» SHORT EXERCISE
Please rewrite the items as a numbered list, leaving out blank lines, from the start of the items up to and including the line with "y-tick-label: 350,000 (11, 265, 57, 278)".

» INFORMATION PROVIDED
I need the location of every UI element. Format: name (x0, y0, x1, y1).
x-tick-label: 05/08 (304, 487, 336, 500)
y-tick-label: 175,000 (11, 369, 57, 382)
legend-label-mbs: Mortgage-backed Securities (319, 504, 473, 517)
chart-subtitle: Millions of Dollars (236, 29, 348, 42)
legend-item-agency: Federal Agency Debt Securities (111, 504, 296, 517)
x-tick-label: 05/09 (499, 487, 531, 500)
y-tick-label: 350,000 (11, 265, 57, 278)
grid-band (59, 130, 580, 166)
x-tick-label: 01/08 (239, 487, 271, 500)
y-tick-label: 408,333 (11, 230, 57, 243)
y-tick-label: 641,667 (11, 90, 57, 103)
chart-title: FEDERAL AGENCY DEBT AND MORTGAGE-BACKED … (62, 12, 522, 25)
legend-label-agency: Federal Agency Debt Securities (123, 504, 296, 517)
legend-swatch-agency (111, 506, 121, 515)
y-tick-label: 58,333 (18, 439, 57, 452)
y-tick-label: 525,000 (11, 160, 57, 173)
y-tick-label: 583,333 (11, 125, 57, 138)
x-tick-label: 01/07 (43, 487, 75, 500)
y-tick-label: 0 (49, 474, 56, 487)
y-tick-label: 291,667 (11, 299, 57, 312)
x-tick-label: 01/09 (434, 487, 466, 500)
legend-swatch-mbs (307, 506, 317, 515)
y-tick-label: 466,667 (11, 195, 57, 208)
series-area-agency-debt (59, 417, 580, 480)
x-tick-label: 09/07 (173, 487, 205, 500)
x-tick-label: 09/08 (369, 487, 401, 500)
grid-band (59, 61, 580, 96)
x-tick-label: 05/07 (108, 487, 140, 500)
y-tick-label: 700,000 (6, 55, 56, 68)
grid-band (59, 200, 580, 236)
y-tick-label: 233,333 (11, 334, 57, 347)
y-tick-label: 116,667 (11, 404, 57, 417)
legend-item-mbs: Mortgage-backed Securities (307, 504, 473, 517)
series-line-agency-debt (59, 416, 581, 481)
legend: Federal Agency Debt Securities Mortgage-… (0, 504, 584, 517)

» EXPECTED ANSWER
1. I need the location of every UI element. Format: name (x0, y0, x1, y1).
2. x-tick-label: 05/08 (304, 487, 336, 500)
3. y-tick-label: 175,000 (11, 369, 57, 382)
4. legend-label-mbs: Mortgage-backed Securities (319, 504, 473, 517)
5. chart-subtitle: Millions of Dollars (236, 29, 348, 42)
6. legend-item-agency: Federal Agency Debt Securities (111, 504, 296, 517)
7. x-tick-label: 05/09 (499, 487, 531, 500)
8. y-tick-label: 350,000 (11, 265, 57, 278)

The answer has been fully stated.